(SET EXERCISE) Reproduce all the material exactly, minus any pictures it holds.

(Structured figure records)
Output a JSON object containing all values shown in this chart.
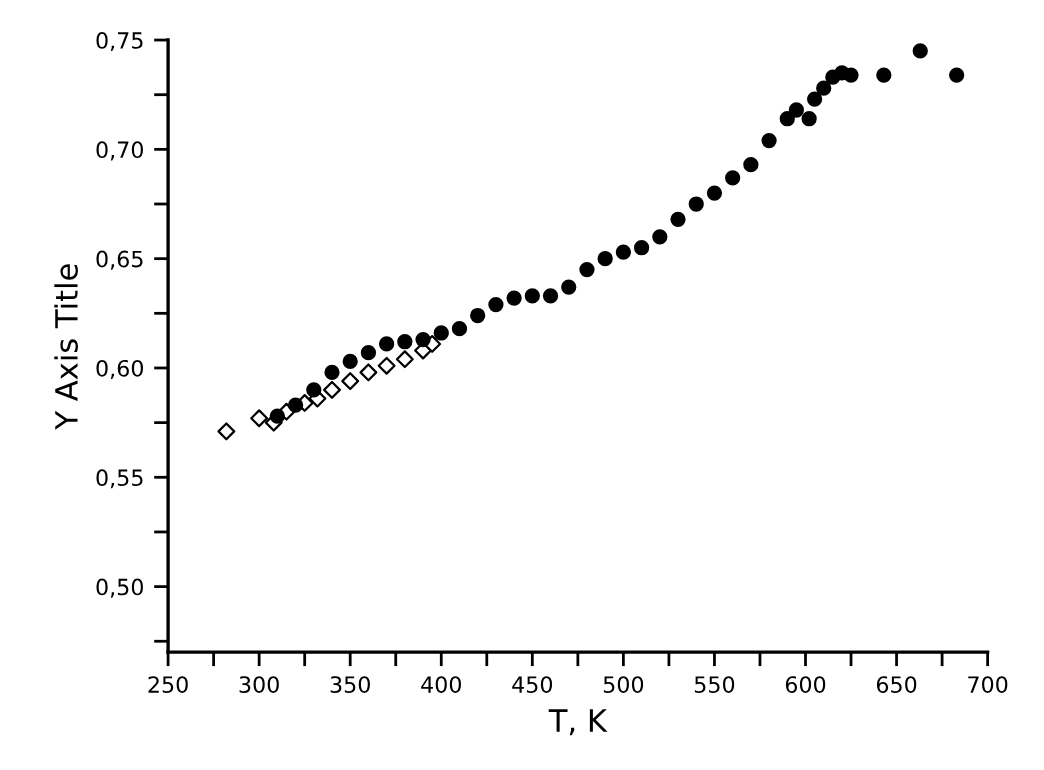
{
  "chart_data": {
    "type": "scatter",
    "xlabel": "T, K",
    "ylabel": "Y Axis Title",
    "xlim": [
      250,
      700
    ],
    "ylim": [
      0.47,
      0.75
    ],
    "xticks": [
      250,
      {
        "value": 275,
        "label": null
      },
      300,
      {
        "value": 325,
        "label": null
      },
      350,
      {
        "value": 375,
        "label": null
      },
      400,
      {
        "value": 425,
        "label": null
      },
      450,
      {
        "value": 475,
        "label": null
      },
      500,
      {
        "value": 525,
        "label": null
      },
      550,
      {
        "value": 575,
        "label": null
      },
      600,
      {
        "value": 625,
        "label": null
      },
      650,
      {
        "value": 675,
        "label": null
      },
      700
    ],
    "yticks": [
      {
        "value": 0.475,
        "label": null
      },
      {
        "value": 0.5,
        "label": "0,50"
      },
      {
        "value": 0.525,
        "label": null
      },
      {
        "value": 0.55,
        "label": "0,55"
      },
      {
        "value": 0.575,
        "label": null
      },
      {
        "value": 0.6,
        "label": "0,60"
      },
      {
        "value": 0.625,
        "label": null
      },
      {
        "value": 0.65,
        "label": "0,65"
      },
      {
        "value": 0.675,
        "label": null
      },
      {
        "value": 0.7,
        "label": "0,70"
      },
      {
        "value": 0.725,
        "label": null
      },
      {
        "value": 0.75,
        "label": "0,75"
      }
    ],
    "series": [
      {
        "color": "#000000",
        "marker": "circle",
        "x": [
          310,
          320,
          330,
          340,
          350,
          360,
          370,
          380,
          390,
          400,
          410,
          420,
          430,
          440,
          450,
          460,
          470,
          480,
          490,
          500,
          510,
          520,
          530,
          540,
          550,
          560,
          570,
          580,
          590,
          595,
          602,
          605,
          610,
          615,
          620,
          625,
          643,
          663,
          683
        ],
        "values": [
          0.578,
          0.583,
          0.59,
          0.598,
          0.603,
          0.607,
          0.611,
          0.612,
          0.613,
          0.616,
          0.618,
          0.624,
          0.629,
          0.632,
          0.633,
          0.633,
          0.637,
          0.645,
          0.65,
          0.653,
          0.655,
          0.66,
          0.668,
          0.675,
          0.68,
          0.687,
          0.693,
          0.704,
          0.714,
          0.718,
          0.714,
          0.723,
          0.728,
          0.733,
          0.735,
          0.734,
          0.734,
          0.745,
          0.734
        ]
      },
      {
        "color": "#000000",
        "marker": "diamond",
        "x": [
          282,
          300,
          308,
          315,
          325,
          332,
          340,
          350,
          360,
          370,
          380,
          390,
          395
        ],
        "values": [
          0.571,
          0.577,
          0.575,
          0.58,
          0.584,
          0.586,
          0.59,
          0.594,
          0.598,
          0.601,
          0.604,
          0.608,
          0.611
        ]
      }
    ]
  }
}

(ANSWER FOR THE TASK)
Output a JSON object containing all values shown in this chart.
{
  "chart_data": {
    "type": "scatter",
    "xlabel": "T, K",
    "ylabel": "Y Axis Title",
    "xlim": [
      250,
      700
    ],
    "ylim": [
      0.47,
      0.75
    ],
    "xticks": [
      250,
      {
        "value": 275,
        "label": null
      },
      300,
      {
        "value": 325,
        "label": null
      },
      350,
      {
        "value": 375,
        "label": null
      },
      400,
      {
        "value": 425,
        "label": null
      },
      450,
      {
        "value": 475,
        "label": null
      },
      500,
      {
        "value": 525,
        "label": null
      },
      550,
      {
        "value": 575,
        "label": null
      },
      600,
      {
        "value": 625,
        "label": null
      },
      650,
      {
        "value": 675,
        "label": null
      },
      700
    ],
    "yticks": [
      {
        "value": 0.475,
        "label": null
      },
      {
        "value": 0.5,
        "label": "0,50"
      },
      {
        "value": 0.525,
        "label": null
      },
      {
        "value": 0.55,
        "label": "0,55"
      },
      {
        "value": 0.575,
        "label": null
      },
      {
        "value": 0.6,
        "label": "0,60"
      },
      {
        "value": 0.625,
        "label": null
      },
      {
        "value": 0.65,
        "label": "0,65"
      },
      {
        "value": 0.675,
        "label": null
      },
      {
        "value": 0.7,
        "label": "0,70"
      },
      {
        "value": 0.725,
        "label": null
      },
      {
        "value": 0.75,
        "label": "0,75"
      }
    ],
    "series": [
      {
        "color": "#000000",
        "marker": "circle",
        "x": [
          310,
          320,
          330,
          340,
          350,
          360,
          370,
          380,
          390,
          400,
          410,
          420,
          430,
          440,
          450,
          460,
          470,
          480,
          490,
          500,
          510,
          520,
          530,
          540,
          550,
          560,
          570,
          580,
          590,
          595,
          602,
          605,
          610,
          615,
          620,
          625,
          643,
          663,
          683
        ],
        "values": [
          0.578,
          0.583,
          0.59,
          0.598,
          0.603,
          0.607,
          0.611,
          0.612,
          0.613,
          0.616,
          0.618,
          0.624,
          0.629,
          0.632,
          0.633,
          0.633,
          0.637,
          0.645,
          0.65,
          0.653,
          0.655,
          0.66,
          0.668,
          0.675,
          0.68,
          0.687,
          0.693,
          0.704,
          0.714,
          0.718,
          0.714,
          0.723,
          0.728,
          0.733,
          0.735,
          0.734,
          0.734,
          0.745,
          0.734
        ]
      },
      {
        "color": "#000000",
        "marker": "diamond",
        "x": [
          282,
          300,
          308,
          315,
          325,
          332,
          340,
          350,
          360,
          370,
          380,
          390,
          395
        ],
        "values": [
          0.571,
          0.577,
          0.575,
          0.58,
          0.584,
          0.586,
          0.59,
          0.594,
          0.598,
          0.601,
          0.604,
          0.608,
          0.611
        ]
      }
    ]
  }
}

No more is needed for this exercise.